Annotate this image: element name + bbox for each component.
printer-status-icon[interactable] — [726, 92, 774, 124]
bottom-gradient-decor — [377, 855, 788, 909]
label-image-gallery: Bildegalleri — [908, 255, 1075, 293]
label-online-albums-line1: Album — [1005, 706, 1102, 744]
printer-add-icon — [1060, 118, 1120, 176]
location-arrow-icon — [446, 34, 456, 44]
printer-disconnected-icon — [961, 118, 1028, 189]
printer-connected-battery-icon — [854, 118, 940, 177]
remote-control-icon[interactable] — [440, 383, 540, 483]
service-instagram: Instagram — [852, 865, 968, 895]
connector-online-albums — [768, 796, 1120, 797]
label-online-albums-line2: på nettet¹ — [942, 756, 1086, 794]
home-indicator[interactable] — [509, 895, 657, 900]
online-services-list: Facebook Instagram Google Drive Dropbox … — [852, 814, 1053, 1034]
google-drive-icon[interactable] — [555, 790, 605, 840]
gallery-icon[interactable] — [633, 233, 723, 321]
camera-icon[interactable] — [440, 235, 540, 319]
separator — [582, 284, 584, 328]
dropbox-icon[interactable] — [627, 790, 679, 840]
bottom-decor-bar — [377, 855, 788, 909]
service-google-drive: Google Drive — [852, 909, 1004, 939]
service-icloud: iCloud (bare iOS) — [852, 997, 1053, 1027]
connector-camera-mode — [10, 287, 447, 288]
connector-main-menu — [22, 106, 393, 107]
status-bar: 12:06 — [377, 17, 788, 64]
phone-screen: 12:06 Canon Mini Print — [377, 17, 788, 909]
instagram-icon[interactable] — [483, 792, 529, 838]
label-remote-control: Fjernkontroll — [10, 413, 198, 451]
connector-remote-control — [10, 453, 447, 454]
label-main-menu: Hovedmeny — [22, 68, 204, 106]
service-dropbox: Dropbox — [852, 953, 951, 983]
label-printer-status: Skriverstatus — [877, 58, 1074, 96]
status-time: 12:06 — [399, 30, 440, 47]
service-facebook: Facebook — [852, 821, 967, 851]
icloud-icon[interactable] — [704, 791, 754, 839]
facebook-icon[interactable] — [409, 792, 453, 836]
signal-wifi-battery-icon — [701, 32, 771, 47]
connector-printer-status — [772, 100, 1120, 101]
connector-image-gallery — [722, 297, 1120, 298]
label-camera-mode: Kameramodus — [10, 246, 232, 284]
******
Write out every line of the material above as a numbered list, skipping any blank lines.

Output for this exercise:
1. Annotate this image: element name + bbox for each component.
2. printer-status-icon[interactable] — [726, 92, 774, 124]
3. bottom-gradient-decor — [377, 855, 788, 909]
4. label-image-gallery: Bildegalleri — [908, 255, 1075, 293]
5. label-online-albums-line1: Album — [1005, 706, 1102, 744]
6. printer-add-icon — [1060, 118, 1120, 176]
7. location-arrow-icon — [446, 34, 456, 44]
8. printer-disconnected-icon — [961, 118, 1028, 189]
9. printer-connected-battery-icon — [854, 118, 940, 177]
10. remote-control-icon[interactable] — [440, 383, 540, 483]
11. service-instagram: Instagram — [852, 865, 968, 895]
12. connector-online-albums — [768, 796, 1120, 797]
13. label-online-albums-line2: på nettet¹ — [942, 756, 1086, 794]
14. home-indicator[interactable] — [509, 895, 657, 900]
15. online-services-list: Facebook Instagram Google Drive Dropbox … — [852, 814, 1053, 1034]
16. google-drive-icon[interactable] — [555, 790, 605, 840]
17. gallery-icon[interactable] — [633, 233, 723, 321]
18. camera-icon[interactable] — [440, 235, 540, 319]
19. separator — [582, 284, 584, 328]
20. dropbox-icon[interactable] — [627, 790, 679, 840]
21. bottom-decor-bar — [377, 855, 788, 909]
22. service-google-drive: Google Drive — [852, 909, 1004, 939]
23. service-icloud: iCloud (bare iOS) — [852, 997, 1053, 1027]
24. connector-camera-mode — [10, 287, 447, 288]
25. connector-main-menu — [22, 106, 393, 107]
26. status-bar: 12:06 — [377, 17, 788, 64]
27. phone-screen: 12:06 Canon Mini Print — [377, 17, 788, 909]
28. instagram-icon[interactable] — [483, 792, 529, 838]
29. label-remote-control: Fjernkontroll — [10, 413, 198, 451]
30. connector-remote-control — [10, 453, 447, 454]
31. label-main-menu: Hovedmeny — [22, 68, 204, 106]
32. service-dropbox: Dropbox — [852, 953, 951, 983]
33. label-printer-status: Skriverstatus — [877, 58, 1074, 96]
34. status-time: 12:06 — [399, 30, 440, 47]
35. service-facebook: Facebook — [852, 821, 967, 851]
36. icloud-icon[interactable] — [704, 791, 754, 839]
37. facebook-icon[interactable] — [409, 792, 453, 836]
38. signal-wifi-battery-icon — [701, 32, 771, 47]
39. connector-printer-status — [772, 100, 1120, 101]
40. connector-image-gallery — [722, 297, 1120, 298]
41. label-camera-mode: Kameramodus — [10, 246, 232, 284]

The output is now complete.